Do this: Count every line of the material that holds the string "space". Respond with the total only.

Records supplied:
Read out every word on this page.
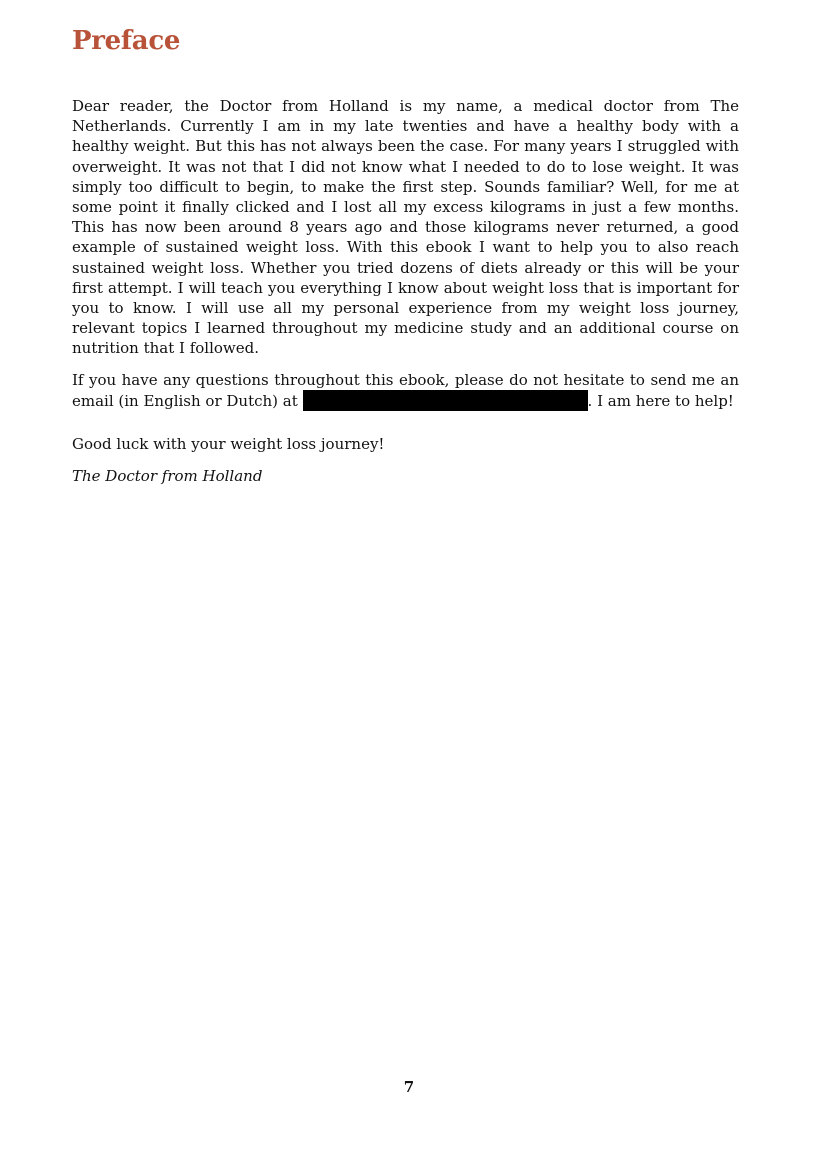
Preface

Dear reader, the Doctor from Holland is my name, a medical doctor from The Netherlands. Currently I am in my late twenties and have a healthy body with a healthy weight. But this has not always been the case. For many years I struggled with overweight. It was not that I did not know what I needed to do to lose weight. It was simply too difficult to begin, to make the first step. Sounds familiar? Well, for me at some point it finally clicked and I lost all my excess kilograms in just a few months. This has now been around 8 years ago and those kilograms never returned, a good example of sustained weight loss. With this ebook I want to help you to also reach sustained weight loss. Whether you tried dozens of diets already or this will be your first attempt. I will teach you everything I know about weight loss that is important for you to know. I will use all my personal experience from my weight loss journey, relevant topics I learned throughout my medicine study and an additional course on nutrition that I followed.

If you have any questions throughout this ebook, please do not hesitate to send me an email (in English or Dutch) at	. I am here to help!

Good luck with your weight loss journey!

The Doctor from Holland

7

* * *

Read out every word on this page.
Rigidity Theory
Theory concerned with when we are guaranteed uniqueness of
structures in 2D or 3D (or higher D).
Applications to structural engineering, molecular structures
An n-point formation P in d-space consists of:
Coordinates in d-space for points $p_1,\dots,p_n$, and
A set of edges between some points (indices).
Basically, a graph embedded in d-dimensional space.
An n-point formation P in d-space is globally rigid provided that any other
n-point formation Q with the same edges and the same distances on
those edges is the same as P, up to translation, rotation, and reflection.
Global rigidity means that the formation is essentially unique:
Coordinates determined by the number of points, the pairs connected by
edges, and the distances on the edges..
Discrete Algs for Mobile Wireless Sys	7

Right answer: 4